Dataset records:
______

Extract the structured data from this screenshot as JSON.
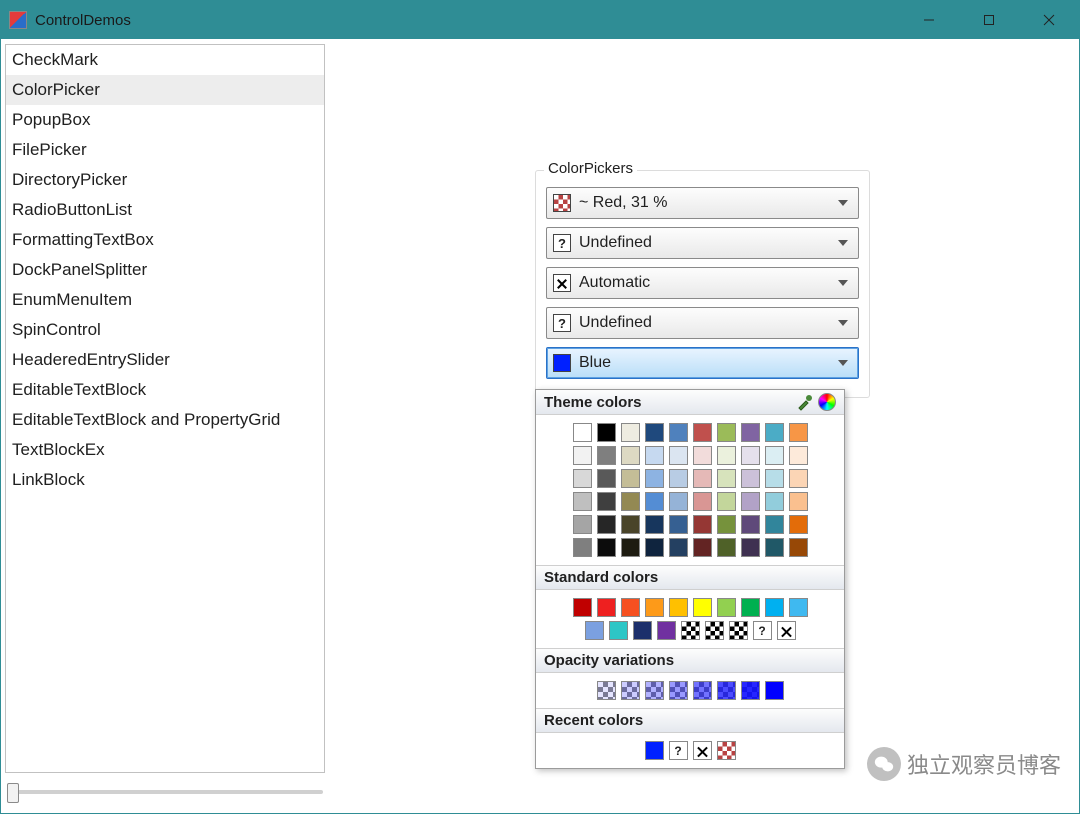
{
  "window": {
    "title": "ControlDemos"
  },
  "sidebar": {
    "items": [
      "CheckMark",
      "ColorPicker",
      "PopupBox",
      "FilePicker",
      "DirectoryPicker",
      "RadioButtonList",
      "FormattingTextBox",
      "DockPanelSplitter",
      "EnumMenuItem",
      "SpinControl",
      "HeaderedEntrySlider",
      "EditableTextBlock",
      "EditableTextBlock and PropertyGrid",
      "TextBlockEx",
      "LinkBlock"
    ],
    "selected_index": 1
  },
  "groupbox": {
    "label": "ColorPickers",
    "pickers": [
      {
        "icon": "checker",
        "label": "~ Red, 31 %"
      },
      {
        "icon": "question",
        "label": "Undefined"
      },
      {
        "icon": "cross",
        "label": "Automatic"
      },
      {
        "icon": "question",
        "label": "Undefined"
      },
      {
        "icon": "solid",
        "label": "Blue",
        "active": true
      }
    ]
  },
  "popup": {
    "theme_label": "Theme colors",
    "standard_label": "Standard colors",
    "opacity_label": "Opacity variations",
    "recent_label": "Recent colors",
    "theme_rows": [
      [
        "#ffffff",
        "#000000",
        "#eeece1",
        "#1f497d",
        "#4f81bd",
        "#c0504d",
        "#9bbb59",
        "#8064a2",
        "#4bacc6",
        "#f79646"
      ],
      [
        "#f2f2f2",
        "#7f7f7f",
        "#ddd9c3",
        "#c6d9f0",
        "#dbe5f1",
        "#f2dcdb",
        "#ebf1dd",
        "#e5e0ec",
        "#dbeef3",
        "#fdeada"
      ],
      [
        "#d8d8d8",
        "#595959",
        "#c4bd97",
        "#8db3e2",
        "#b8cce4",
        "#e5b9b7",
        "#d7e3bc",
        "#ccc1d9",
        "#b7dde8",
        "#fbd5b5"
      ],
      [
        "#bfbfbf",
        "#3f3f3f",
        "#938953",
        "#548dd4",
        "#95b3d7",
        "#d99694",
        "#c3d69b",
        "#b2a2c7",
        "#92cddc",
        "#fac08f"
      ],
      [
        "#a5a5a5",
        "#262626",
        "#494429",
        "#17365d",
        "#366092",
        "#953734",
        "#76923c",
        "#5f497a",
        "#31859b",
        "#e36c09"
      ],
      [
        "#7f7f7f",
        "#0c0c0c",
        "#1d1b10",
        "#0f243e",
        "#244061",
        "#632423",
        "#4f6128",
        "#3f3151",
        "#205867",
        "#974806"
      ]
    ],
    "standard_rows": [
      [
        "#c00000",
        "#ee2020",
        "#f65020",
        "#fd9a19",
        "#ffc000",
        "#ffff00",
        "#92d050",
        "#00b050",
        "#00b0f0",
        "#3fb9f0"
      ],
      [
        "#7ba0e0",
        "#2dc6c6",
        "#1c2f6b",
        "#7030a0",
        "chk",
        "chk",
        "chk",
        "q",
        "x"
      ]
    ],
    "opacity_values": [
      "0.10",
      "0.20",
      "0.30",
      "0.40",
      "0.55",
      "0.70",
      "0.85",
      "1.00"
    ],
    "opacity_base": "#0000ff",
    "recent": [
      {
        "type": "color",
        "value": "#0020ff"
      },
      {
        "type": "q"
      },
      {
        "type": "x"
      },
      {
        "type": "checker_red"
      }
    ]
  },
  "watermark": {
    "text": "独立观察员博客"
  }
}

______

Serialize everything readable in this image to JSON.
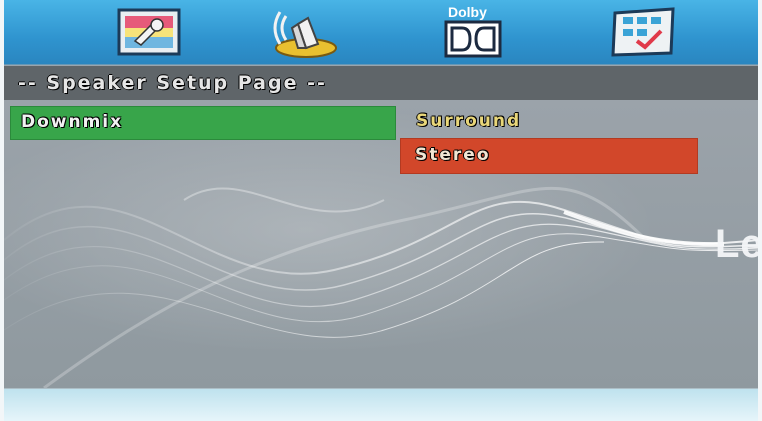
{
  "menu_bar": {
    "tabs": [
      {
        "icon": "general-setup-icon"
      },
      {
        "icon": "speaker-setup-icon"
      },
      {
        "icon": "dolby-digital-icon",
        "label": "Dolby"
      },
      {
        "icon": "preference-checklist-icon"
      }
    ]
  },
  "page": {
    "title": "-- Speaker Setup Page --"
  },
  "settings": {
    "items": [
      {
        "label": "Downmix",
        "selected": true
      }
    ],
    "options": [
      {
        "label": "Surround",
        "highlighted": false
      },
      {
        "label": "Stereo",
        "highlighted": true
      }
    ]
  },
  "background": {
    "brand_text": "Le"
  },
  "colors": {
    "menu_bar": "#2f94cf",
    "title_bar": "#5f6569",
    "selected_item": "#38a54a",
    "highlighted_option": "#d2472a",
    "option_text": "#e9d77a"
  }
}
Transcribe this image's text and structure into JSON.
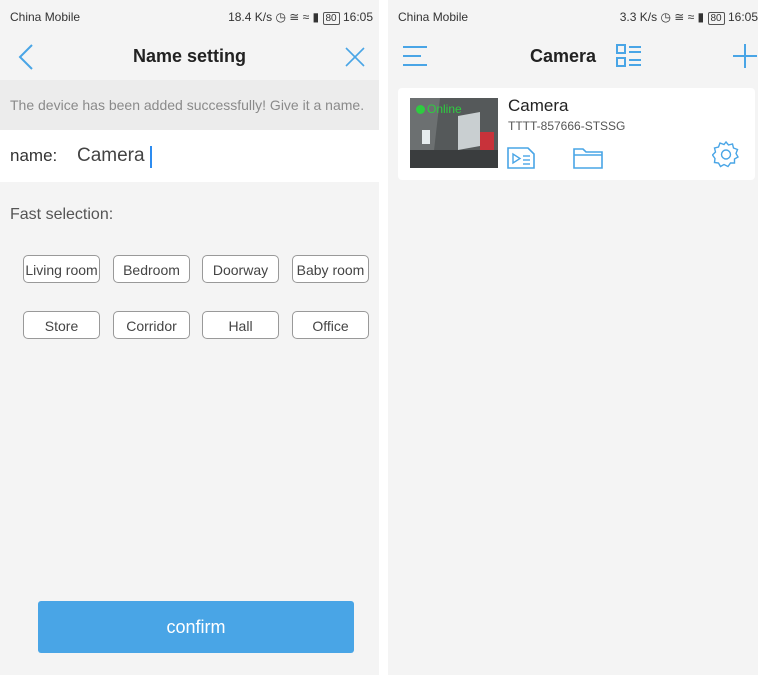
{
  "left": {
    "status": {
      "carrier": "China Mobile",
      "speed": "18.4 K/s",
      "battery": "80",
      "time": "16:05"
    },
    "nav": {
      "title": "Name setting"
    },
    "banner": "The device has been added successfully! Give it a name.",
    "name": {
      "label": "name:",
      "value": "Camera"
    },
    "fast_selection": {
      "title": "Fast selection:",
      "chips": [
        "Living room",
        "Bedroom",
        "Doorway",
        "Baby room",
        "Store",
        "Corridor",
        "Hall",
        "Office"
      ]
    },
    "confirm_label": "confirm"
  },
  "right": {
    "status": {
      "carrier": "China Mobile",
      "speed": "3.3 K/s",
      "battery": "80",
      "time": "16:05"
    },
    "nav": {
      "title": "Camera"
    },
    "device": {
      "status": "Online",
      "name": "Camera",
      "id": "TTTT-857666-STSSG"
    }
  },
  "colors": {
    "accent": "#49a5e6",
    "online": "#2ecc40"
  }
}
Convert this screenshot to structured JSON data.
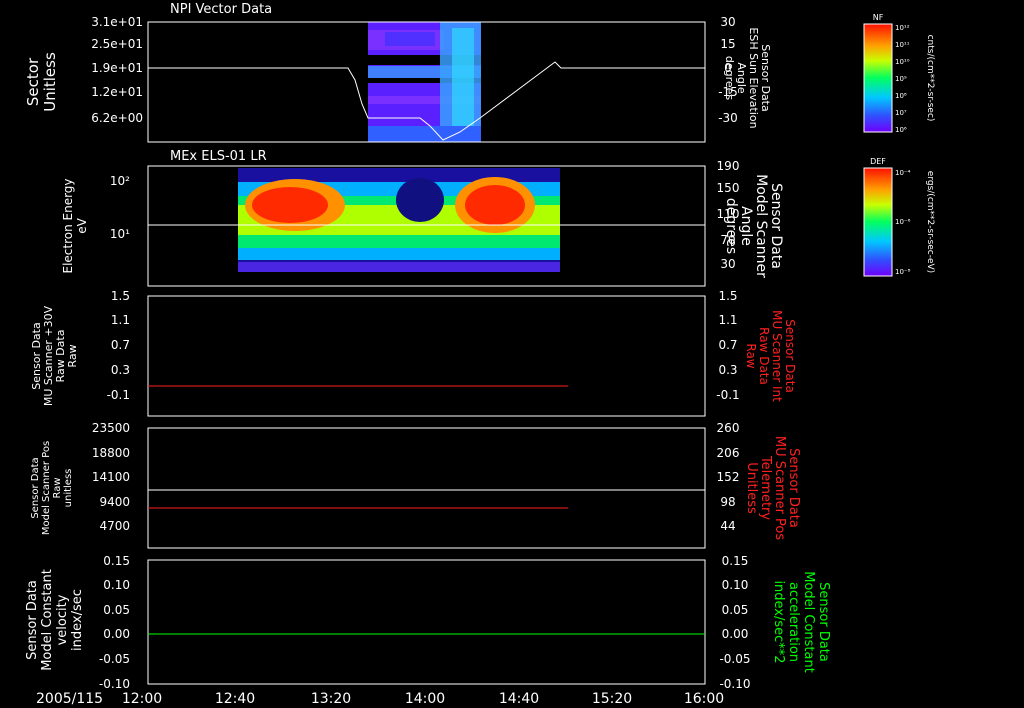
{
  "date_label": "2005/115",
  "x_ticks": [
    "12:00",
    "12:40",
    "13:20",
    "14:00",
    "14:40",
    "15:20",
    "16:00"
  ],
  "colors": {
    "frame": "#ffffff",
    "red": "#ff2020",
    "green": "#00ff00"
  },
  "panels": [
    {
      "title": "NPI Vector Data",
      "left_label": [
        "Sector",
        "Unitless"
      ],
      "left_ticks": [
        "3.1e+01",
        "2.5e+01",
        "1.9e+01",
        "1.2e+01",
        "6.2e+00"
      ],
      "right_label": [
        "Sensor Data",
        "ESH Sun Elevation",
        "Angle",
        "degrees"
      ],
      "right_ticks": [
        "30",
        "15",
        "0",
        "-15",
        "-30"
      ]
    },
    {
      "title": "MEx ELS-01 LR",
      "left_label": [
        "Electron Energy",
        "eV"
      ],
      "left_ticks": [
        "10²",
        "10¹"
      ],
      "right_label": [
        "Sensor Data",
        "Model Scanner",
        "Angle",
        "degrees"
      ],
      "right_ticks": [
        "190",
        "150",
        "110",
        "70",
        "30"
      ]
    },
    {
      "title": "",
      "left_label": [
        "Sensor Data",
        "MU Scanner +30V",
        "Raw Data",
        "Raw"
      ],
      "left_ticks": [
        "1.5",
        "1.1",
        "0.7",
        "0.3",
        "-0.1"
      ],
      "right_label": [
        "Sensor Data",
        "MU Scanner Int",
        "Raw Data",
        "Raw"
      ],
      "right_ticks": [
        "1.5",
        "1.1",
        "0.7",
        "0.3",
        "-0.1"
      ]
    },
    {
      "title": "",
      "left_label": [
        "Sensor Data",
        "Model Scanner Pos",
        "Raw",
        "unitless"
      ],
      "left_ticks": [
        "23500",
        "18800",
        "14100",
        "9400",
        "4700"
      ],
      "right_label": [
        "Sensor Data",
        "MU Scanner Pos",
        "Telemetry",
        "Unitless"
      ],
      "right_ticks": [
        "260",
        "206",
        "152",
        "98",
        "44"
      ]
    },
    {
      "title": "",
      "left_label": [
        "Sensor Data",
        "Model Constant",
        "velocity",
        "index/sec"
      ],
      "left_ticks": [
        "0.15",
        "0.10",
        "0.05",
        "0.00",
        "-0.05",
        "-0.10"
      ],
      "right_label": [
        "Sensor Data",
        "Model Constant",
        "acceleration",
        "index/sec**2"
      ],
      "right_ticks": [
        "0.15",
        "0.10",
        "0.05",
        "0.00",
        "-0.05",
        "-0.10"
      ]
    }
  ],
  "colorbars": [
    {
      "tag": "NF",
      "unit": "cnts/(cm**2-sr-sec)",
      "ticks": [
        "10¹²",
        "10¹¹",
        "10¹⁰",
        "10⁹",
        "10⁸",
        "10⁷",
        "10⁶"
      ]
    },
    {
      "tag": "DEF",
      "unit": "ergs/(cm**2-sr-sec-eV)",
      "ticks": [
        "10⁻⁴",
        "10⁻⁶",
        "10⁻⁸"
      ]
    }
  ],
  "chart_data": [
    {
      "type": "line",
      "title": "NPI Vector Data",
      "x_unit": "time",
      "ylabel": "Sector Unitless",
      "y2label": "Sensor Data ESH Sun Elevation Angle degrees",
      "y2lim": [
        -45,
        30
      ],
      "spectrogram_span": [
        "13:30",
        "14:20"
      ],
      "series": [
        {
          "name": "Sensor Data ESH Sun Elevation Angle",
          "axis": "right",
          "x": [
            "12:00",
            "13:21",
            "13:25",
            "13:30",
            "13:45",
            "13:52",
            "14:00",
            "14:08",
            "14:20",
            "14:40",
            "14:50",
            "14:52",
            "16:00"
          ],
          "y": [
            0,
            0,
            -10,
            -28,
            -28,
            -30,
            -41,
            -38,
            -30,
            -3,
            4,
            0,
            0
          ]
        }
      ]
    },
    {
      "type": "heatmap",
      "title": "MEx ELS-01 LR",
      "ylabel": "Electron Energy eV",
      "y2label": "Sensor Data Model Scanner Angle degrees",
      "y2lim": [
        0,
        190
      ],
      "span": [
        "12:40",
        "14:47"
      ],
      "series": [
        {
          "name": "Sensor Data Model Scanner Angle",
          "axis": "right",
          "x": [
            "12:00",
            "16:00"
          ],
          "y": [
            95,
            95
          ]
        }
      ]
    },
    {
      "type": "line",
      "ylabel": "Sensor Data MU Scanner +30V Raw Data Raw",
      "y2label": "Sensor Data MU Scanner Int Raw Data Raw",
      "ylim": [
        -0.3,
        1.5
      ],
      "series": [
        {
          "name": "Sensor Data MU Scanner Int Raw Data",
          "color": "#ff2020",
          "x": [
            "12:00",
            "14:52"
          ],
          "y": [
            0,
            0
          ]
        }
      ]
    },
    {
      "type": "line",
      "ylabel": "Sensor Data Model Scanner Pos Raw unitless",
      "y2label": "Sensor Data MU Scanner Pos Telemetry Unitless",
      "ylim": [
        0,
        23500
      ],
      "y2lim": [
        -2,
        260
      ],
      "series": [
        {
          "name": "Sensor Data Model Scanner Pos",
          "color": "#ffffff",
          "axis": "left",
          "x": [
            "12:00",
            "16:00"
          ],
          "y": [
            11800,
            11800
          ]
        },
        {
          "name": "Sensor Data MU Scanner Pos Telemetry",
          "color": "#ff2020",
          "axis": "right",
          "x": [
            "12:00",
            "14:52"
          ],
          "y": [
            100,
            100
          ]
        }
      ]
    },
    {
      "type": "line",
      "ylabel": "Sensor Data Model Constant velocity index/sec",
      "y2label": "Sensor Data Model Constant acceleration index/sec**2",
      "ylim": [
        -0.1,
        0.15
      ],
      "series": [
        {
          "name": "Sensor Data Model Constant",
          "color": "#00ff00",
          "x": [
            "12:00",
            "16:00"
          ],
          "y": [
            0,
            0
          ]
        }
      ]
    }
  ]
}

______

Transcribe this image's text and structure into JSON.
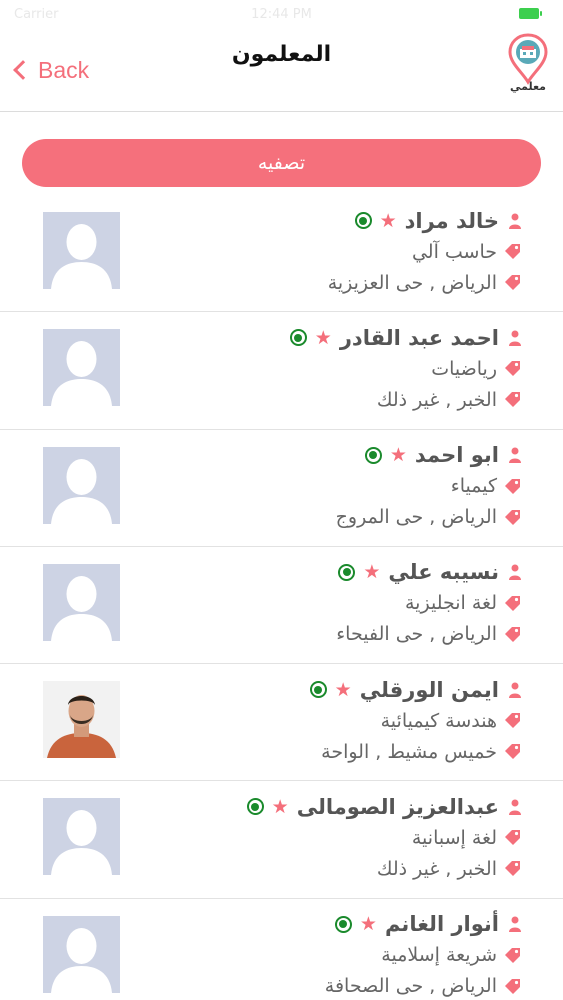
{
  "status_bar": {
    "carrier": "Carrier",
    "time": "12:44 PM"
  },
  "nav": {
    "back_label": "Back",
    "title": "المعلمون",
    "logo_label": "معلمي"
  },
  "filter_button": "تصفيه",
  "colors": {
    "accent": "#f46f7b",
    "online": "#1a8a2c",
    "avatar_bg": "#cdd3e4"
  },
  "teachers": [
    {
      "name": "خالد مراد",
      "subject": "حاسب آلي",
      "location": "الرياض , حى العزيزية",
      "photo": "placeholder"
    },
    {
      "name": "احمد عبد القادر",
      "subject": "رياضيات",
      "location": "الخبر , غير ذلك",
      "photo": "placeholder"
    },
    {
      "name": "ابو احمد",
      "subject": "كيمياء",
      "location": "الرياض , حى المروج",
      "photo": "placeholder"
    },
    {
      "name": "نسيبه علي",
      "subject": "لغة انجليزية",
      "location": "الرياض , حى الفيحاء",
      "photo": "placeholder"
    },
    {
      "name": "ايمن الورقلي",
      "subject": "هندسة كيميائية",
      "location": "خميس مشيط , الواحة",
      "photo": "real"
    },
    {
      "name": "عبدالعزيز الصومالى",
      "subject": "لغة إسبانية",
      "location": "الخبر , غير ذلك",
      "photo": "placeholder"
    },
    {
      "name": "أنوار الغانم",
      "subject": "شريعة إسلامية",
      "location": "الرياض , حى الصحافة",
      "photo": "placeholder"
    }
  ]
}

______

▸ WHAT TO WORK ON
Where a line above holds the string "Camera", show that line.

▸ EXPECTED ANSWER
      "value": "Camera"
      "title": "Camera"
      "name": "Camera",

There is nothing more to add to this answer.